### RECORDS FOR THIS TASK
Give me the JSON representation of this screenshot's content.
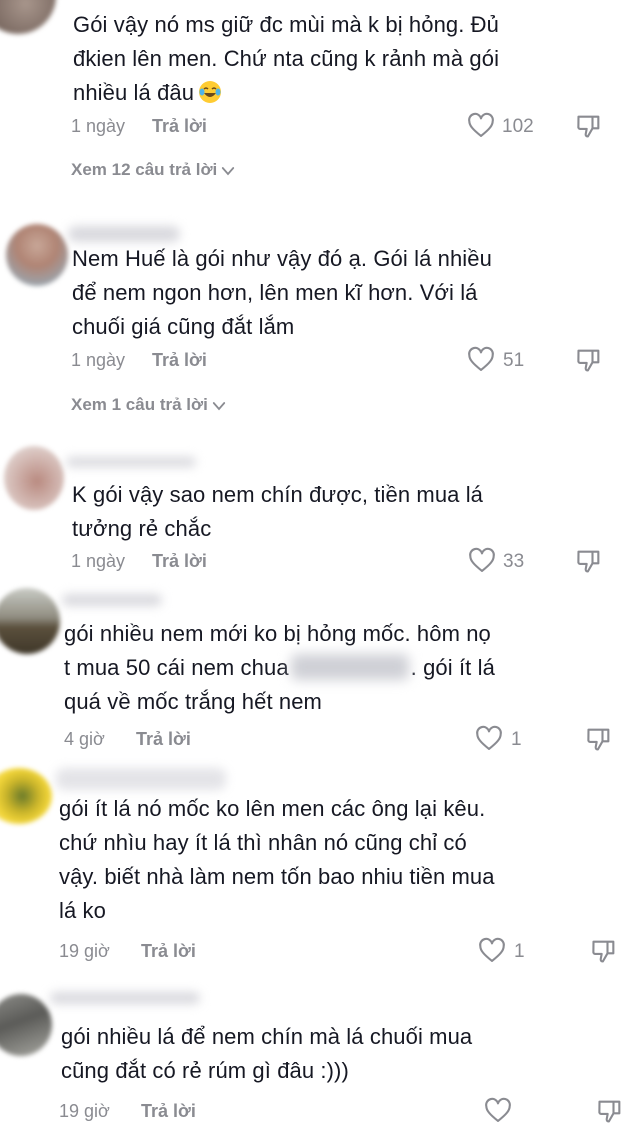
{
  "comments": [
    {
      "text_lines": [
        "Gói vậy nó ms giữ đc mùi mà k bị hỏng. Đủ",
        "đkien lên men. Chứ nta cũng k rảnh mà gói",
        "nhiều lá đâu"
      ],
      "emoji": "face-with-tears-of-joy",
      "time": "1 ngày",
      "reply_label": "Trả lời",
      "likes": "102",
      "view_replies": "Xem 12 câu trả lời"
    },
    {
      "text_lines": [
        "Nem Huế là gói như vậy đó ạ. Gói lá nhiều",
        "để nem ngon hơn, lên men kĩ hơn. Với lá",
        "chuối giá cũng đắt lắm"
      ],
      "time": "1 ngày",
      "reply_label": "Trả lời",
      "likes": "51",
      "view_replies": "Xem 1 câu trả lời"
    },
    {
      "text_lines": [
        "K gói vậy sao nem chín được, tiền mua lá",
        "tưởng rẻ chắc"
      ],
      "time": "1 ngày",
      "reply_label": "Trả lời",
      "likes": "33"
    },
    {
      "text_line_1": "gói nhiều nem mới ko bị hỏng mốc. hôm nọ",
      "text_line_2a": "t mua 50 cái nem chua",
      "text_line_2b": ". gói ít lá",
      "text_line_3": "quá về mốc trắng hết nem",
      "time": "4 giờ",
      "reply_label": "Trả lời",
      "likes": "1"
    },
    {
      "text_lines": [
        "gói ít lá nó mốc ko lên men các ông lại kêu.",
        "chứ nhìu hay ít lá thì nhân nó cũng chỉ có",
        "vậy. biết nhà làm nem tốn bao nhiu tiền mua",
        "lá ko"
      ],
      "time": "19 giờ",
      "reply_label": "Trả lời",
      "likes": "1"
    },
    {
      "text_lines": [
        "gói nhiều lá để nem chín mà lá chuối mua",
        "cũng đắt có rẻ rúm gì đâu :)))"
      ],
      "time": "19 giờ",
      "reply_label": "Trả lời",
      "likes": ""
    }
  ],
  "icons": {
    "like": "heart-outline-icon",
    "dislike": "thumbs-down-outline-icon",
    "expand": "chevron-down-icon"
  },
  "colors": {
    "text": "#161823",
    "meta": "#8a8b91"
  }
}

### WORK TO DO
Restate the records word for word, omitting images.

### SOLUTION FOR THIS TASK
Give me the JSON representation of this screenshot's content.
{
  "comments": [
    {
      "text_lines": [
        "Gói vậy nó ms giữ đc mùi mà k bị hỏng. Đủ",
        "đkien lên men. Chứ nta cũng k rảnh mà gói",
        "nhiều lá đâu"
      ],
      "emoji": "face-with-tears-of-joy",
      "time": "1 ngày",
      "reply_label": "Trả lời",
      "likes": "102",
      "view_replies": "Xem 12 câu trả lời"
    },
    {
      "text_lines": [
        "Nem Huế là gói như vậy đó ạ. Gói lá nhiều",
        "để nem ngon hơn, lên men kĩ hơn. Với lá",
        "chuối giá cũng đắt lắm"
      ],
      "time": "1 ngày",
      "reply_label": "Trả lời",
      "likes": "51",
      "view_replies": "Xem 1 câu trả lời"
    },
    {
      "text_lines": [
        "K gói vậy sao nem chín được, tiền mua lá",
        "tưởng rẻ chắc"
      ],
      "time": "1 ngày",
      "reply_label": "Trả lời",
      "likes": "33"
    },
    {
      "text_line_1": "gói nhiều nem mới ko bị hỏng mốc. hôm nọ",
      "text_line_2a": "t mua 50 cái nem chua",
      "text_line_2b": ". gói ít lá",
      "text_line_3": "quá về mốc trắng hết nem",
      "time": "4 giờ",
      "reply_label": "Trả lời",
      "likes": "1"
    },
    {
      "text_lines": [
        "gói ít lá nó mốc ko lên men các ông lại kêu.",
        "chứ nhìu hay ít lá thì nhân nó cũng chỉ có",
        "vậy. biết nhà làm nem tốn bao nhiu tiền mua",
        "lá ko"
      ],
      "time": "19 giờ",
      "reply_label": "Trả lời",
      "likes": "1"
    },
    {
      "text_lines": [
        "gói nhiều lá để nem chín mà lá chuối mua",
        "cũng đắt có rẻ rúm gì đâu :)))"
      ],
      "time": "19 giờ",
      "reply_label": "Trả lời",
      "likes": ""
    }
  ],
  "icons": {
    "like": "heart-outline-icon",
    "dislike": "thumbs-down-outline-icon",
    "expand": "chevron-down-icon"
  },
  "colors": {
    "text": "#161823",
    "meta": "#8a8b91"
  }
}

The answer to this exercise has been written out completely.